Return every line of the data below that includes the string "Hyderabad".

━━━ Excerpted records

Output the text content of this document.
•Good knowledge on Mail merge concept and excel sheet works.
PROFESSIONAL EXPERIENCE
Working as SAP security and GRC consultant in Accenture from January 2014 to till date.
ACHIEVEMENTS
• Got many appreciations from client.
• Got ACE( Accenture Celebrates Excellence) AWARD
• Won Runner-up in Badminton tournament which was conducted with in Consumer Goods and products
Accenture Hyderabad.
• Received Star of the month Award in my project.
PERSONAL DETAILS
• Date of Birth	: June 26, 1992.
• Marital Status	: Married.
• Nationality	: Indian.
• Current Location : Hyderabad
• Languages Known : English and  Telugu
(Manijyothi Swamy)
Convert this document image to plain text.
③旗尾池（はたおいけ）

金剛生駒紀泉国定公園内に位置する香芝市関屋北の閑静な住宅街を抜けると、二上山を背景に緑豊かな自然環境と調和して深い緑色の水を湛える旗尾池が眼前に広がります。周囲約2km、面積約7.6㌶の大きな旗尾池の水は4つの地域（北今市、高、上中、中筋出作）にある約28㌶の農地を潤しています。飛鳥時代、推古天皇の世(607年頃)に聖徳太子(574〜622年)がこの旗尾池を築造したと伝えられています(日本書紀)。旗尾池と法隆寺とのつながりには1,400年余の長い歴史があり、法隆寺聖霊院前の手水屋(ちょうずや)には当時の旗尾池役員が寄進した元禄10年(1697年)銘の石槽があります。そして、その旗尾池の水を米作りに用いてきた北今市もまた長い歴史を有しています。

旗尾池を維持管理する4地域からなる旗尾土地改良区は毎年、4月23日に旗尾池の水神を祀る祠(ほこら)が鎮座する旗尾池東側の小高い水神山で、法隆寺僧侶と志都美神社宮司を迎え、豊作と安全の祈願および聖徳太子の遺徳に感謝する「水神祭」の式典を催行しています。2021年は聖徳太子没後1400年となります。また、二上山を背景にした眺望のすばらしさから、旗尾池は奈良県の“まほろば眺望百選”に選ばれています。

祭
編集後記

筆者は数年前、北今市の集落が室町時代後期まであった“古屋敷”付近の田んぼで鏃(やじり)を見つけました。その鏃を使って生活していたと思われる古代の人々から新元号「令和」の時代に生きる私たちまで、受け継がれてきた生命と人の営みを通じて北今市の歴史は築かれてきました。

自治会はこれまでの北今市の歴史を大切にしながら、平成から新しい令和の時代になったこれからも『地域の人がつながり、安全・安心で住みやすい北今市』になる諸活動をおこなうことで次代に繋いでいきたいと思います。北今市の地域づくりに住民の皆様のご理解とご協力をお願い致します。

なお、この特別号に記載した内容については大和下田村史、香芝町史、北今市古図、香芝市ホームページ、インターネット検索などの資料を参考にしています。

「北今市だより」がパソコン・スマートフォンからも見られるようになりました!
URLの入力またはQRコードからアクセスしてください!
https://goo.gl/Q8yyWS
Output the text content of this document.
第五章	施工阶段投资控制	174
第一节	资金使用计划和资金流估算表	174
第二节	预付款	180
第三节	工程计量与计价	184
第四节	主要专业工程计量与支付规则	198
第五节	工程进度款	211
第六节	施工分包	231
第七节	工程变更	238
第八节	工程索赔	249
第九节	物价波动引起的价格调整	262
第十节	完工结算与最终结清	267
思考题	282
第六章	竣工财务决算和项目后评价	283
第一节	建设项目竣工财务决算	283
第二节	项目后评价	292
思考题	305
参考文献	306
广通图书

━━━━━━

Task result
Accenture Hyderabad.
• Current Location : Hyderabad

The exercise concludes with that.